### Direction
Write out every line of the data below word for word, but leave out the pictures.

━━━ Data listing

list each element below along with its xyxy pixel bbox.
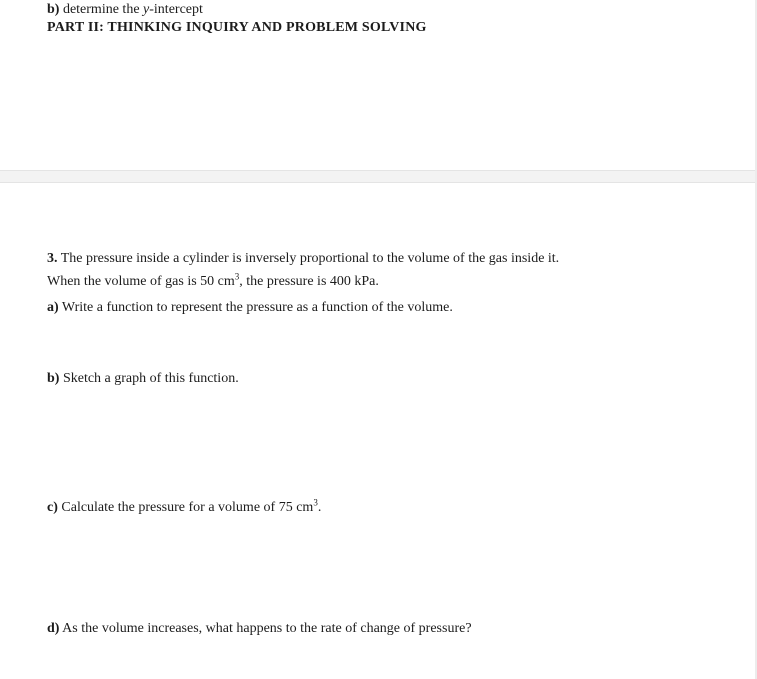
item-b-prefix: b) (47, 2, 60, 17)
question-3-line2-end: , the pressure is 400 kPa. (239, 274, 379, 289)
question-3-prefix: 3. (47, 251, 58, 266)
question-3a (47, 300, 453, 316)
question-3c-prefix: c) (47, 500, 58, 515)
item-b-suffix: -intercept (149, 2, 203, 17)
question-3b-text: Sketch a graph of this function. (59, 371, 239, 386)
question-3b (47, 371, 239, 387)
question-3-line1-text: The pressure inside a cylinder is inversely proportional to the volume of the gas inside it. (57, 251, 560, 266)
question-3-line2-start: When the volume of gas is 50 cm (47, 274, 235, 289)
question-3c-superscript: 3 (313, 497, 318, 508)
question-3-line2-superscript: 3 (234, 271, 240, 282)
question-3b-prefix: b) (47, 371, 60, 386)
question-3d-prefix: d) (47, 621, 60, 636)
part2-heading: PART II: THINKING INQUIRY AND PROBLEM SOLVING (47, 20, 427, 35)
question-3c-text-end: . (317, 500, 322, 515)
question-3c (47, 497, 322, 516)
question-3-line2 (47, 271, 379, 290)
question-3a-prefix: a) (47, 300, 59, 315)
question-3-line1 (47, 251, 559, 267)
question-3c-text-start: Calculate the pressure for a volume of 75 cm (57, 500, 314, 515)
item-b-variable: y (143, 2, 150, 17)
question-3d (47, 621, 472, 637)
item-b-determine-y-intercept (47, 2, 203, 18)
page-separator (0, 170, 757, 183)
item-b-text: determine the (59, 2, 144, 17)
question-3a-text: Write a function to represent the pressure as a function of the volume. (58, 300, 453, 315)
question-3d-text: As the volume increases, what happens to the rate of change of pressure? (59, 621, 472, 636)
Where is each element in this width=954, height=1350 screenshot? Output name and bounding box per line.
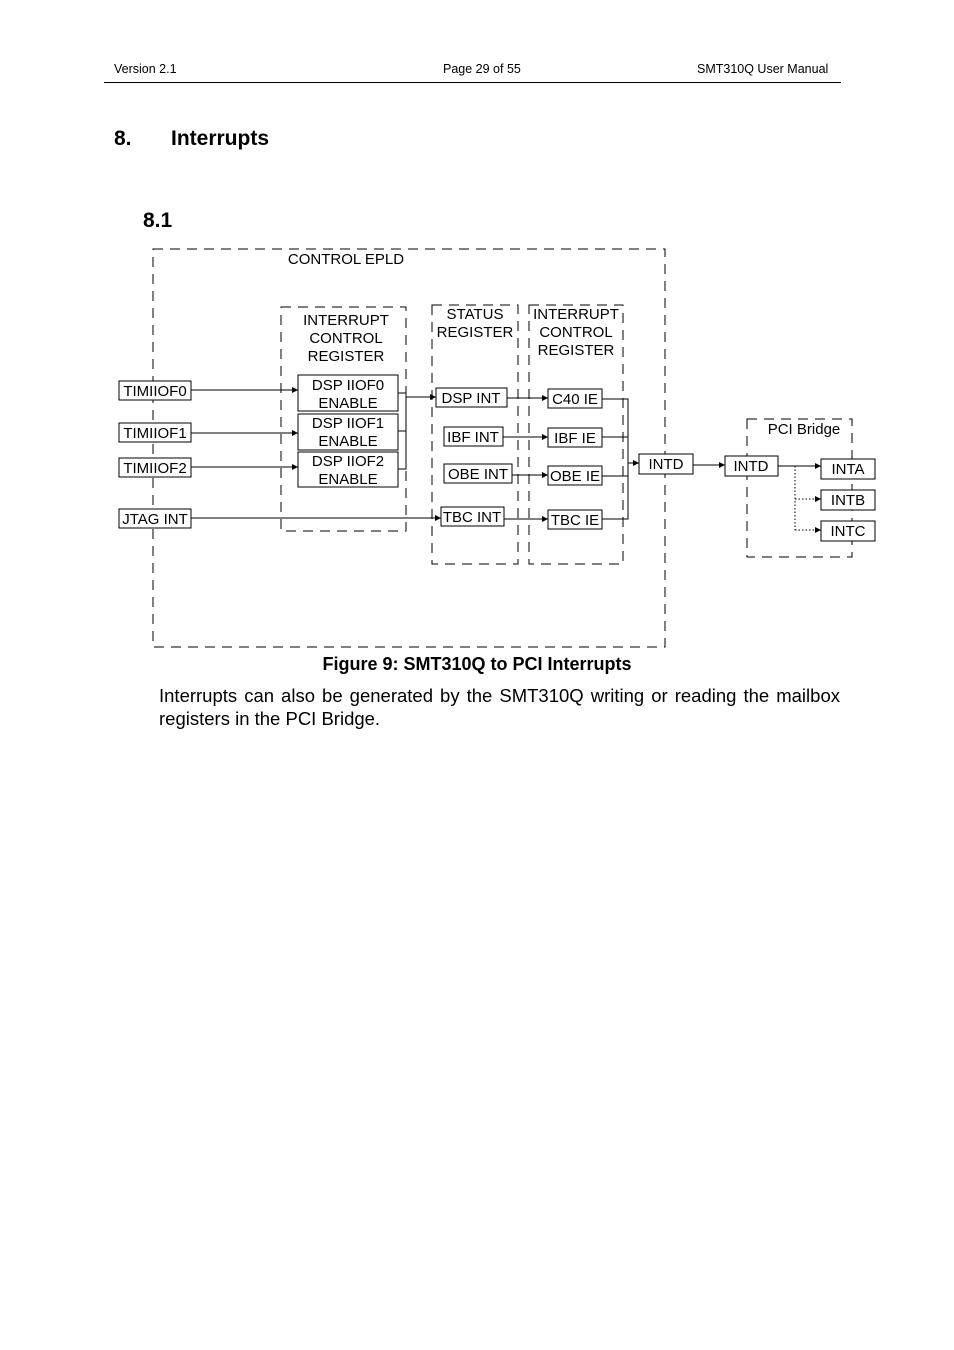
intd-epld: INTD [648, 456, 684, 473]
interrupt-diagram [0, 0, 954, 660]
input-timiiof2: TIMIIOF2 [123, 460, 187, 477]
enable-iiof1-line-2: ENABLE [318, 433, 378, 450]
header-page-number: Page 29 of 55 [443, 62, 521, 76]
ie-ibf: IBF IE [554, 430, 596, 447]
pci-out-intb: INTB [830, 492, 866, 509]
section-number: 8. [114, 127, 132, 150]
ie-c40: C40 IE [552, 391, 598, 408]
input-timiiof1: TIMIIOF1 [123, 425, 187, 442]
figure-caption: Figure 9: SMT310Q to PCI Interrupts [322, 654, 632, 674]
icr-left-line-2: CONTROL [309, 330, 383, 347]
icr-right-line-3: REGISTER [537, 342, 615, 359]
section-title: Interrupts [171, 127, 270, 150]
status-obe-int: OBE INT [447, 466, 509, 483]
status-tbc-int: TBC INT [442, 509, 502, 526]
enable-iiof1-line-1: DSP IIOF1 [311, 415, 385, 432]
icr-right-line-1: INTERRUPT [533, 306, 619, 323]
pci-bridge-label: PCI Bridge [767, 421, 841, 438]
status-dsp-int: DSP INT [441, 390, 501, 407]
ie-tbc: TBC IE [550, 512, 600, 529]
icr-right-line-2: CONTROL [539, 324, 613, 341]
enable-iiof0-line-1: DSP IIOF0 [311, 377, 385, 394]
status-register-line-1: STATUS [446, 306, 504, 323]
pci-out-intc: INTC [830, 523, 866, 540]
header-manual-title: SMT310Q User Manual [697, 62, 829, 76]
status-ibf-int: IBF INT [447, 429, 499, 446]
status-register-line-2: REGISTER [436, 324, 514, 341]
enable-iiof0-line-2: ENABLE [318, 395, 378, 412]
control-epld-label: CONTROL EPLD [287, 251, 405, 268]
enable-iiof2-line-2: ENABLE [318, 471, 378, 488]
icr-left-line-1: INTERRUPT [303, 312, 389, 329]
icr-left-line-3: REGISTER [307, 348, 385, 365]
input-timiiof0: TIMIIOF0 [123, 383, 187, 400]
body-paragraph: Interrupts can also be generated by the SMT310Q writing or reading the mailbox registers in the PCI Bridge. [159, 685, 840, 729]
header-version: Version 2.1 [114, 62, 177, 76]
intd-pci: INTD [733, 458, 769, 475]
enable-iiof2-line-1: DSP IIOF2 [311, 453, 385, 470]
subsection-number: 8.1 [143, 209, 173, 232]
ie-obe: OBE IE [549, 468, 601, 485]
pci-out-inta: INTA [831, 461, 865, 478]
input-jtag-int: JTAG INT [122, 511, 188, 528]
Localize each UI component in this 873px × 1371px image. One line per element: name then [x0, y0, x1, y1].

━━━━━━

### Written answer
list each element below along with its xyxy pixel bbox.
item-b-prefix: b) (47, 2, 60, 17)
question-3-line2-end: , the pressure is 400 kPa. (239, 274, 379, 289)
question-3-prefix: 3. (47, 251, 58, 266)
question-3a (47, 300, 453, 316)
question-3c-prefix: c) (47, 500, 58, 515)
item-b-suffix: -intercept (149, 2, 203, 17)
question-3b-text: Sketch a graph of this function. (59, 371, 239, 386)
question-3b (47, 371, 239, 387)
question-3-line1-text: The pressure inside a cylinder is inversely proportional to the volume of the gas inside it. (57, 251, 560, 266)
question-3-line2-start: When the volume of gas is 50 cm (47, 274, 235, 289)
question-3c-superscript: 3 (313, 497, 318, 508)
question-3-line2-superscript: 3 (234, 271, 240, 282)
question-3b-prefix: b) (47, 371, 60, 386)
question-3d-prefix: d) (47, 621, 60, 636)
part2-heading: PART II: THINKING INQUIRY AND PROBLEM SOLVING (47, 20, 427, 35)
question-3c-text-end: . (317, 500, 322, 515)
question-3c (47, 497, 322, 516)
question-3-line2 (47, 271, 379, 290)
question-3a-prefix: a) (47, 300, 59, 315)
question-3-line1 (47, 251, 559, 267)
question-3c-text-start: Calculate the pressure for a volume of 75 cm (57, 500, 314, 515)
item-b-variable: y (143, 2, 150, 17)
question-3d (47, 621, 472, 637)
item-b-determine-y-intercept (47, 2, 203, 18)
page-separator (0, 170, 757, 183)
item-b-text: determine the (59, 2, 144, 17)
question-3a-text: Write a function to represent the pressure as a function of the volume. (58, 300, 453, 315)
question-3d-text: As the volume increases, what happens to the rate of change of pressure? (59, 621, 472, 636)
Where is each element in this width=954, height=1350 screenshot? Output name and bounding box per line.
intd-epld: INTD [648, 456, 684, 473]
interrupt-diagram [0, 0, 954, 660]
input-timiiof2: TIMIIOF2 [123, 460, 187, 477]
enable-iiof1-line-2: ENABLE [318, 433, 378, 450]
header-page-number: Page 29 of 55 [443, 62, 521, 76]
ie-ibf: IBF IE [554, 430, 596, 447]
pci-out-intb: INTB [830, 492, 866, 509]
section-number: 8. [114, 127, 132, 150]
ie-c40: C40 IE [552, 391, 598, 408]
input-timiiof1: TIMIIOF1 [123, 425, 187, 442]
figure-caption: Figure 9: SMT310Q to PCI Interrupts [322, 654, 632, 674]
icr-left-line-2: CONTROL [309, 330, 383, 347]
icr-right-line-3: REGISTER [537, 342, 615, 359]
section-title: Interrupts [171, 127, 270, 150]
status-obe-int: OBE INT [447, 466, 509, 483]
status-tbc-int: TBC INT [442, 509, 502, 526]
enable-iiof1-line-1: DSP IIOF1 [311, 415, 385, 432]
icr-right-line-1: INTERRUPT [533, 306, 619, 323]
pci-bridge-label: PCI Bridge [767, 421, 841, 438]
status-dsp-int: DSP INT [441, 390, 501, 407]
ie-tbc: TBC IE [550, 512, 600, 529]
icr-right-line-2: CONTROL [539, 324, 613, 341]
enable-iiof0-line-1: DSP IIOF0 [311, 377, 385, 394]
status-register-line-1: STATUS [446, 306, 504, 323]
pci-out-intc: INTC [830, 523, 866, 540]
header-manual-title: SMT310Q User Manual [697, 62, 829, 76]
status-ibf-int: IBF INT [447, 429, 499, 446]
status-register-line-2: REGISTER [436, 324, 514, 341]
enable-iiof0-line-2: ENABLE [318, 395, 378, 412]
control-epld-label: CONTROL EPLD [287, 251, 405, 268]
enable-iiof2-line-2: ENABLE [318, 471, 378, 488]
icr-left-line-1: INTERRUPT [303, 312, 389, 329]
icr-left-line-3: REGISTER [307, 348, 385, 365]
input-timiiof0: TIMIIOF0 [123, 383, 187, 400]
body-paragraph: Interrupts can also be generated by the SMT310Q writing or reading the mailbox registers in the PCI Bridge. [159, 685, 840, 729]
header-version: Version 2.1 [114, 62, 177, 76]
intd-pci: INTD [733, 458, 769, 475]
enable-iiof2-line-1: DSP IIOF2 [311, 453, 385, 470]
subsection-number: 8.1 [143, 209, 173, 232]
ie-obe: OBE IE [549, 468, 601, 485]
pci-out-inta: INTA [831, 461, 865, 478]
input-jtag-int: JTAG INT [122, 511, 188, 528]
Localize each UI component in this 873px × 1371px image. One line per element: name then [x0, y0, x1, y1].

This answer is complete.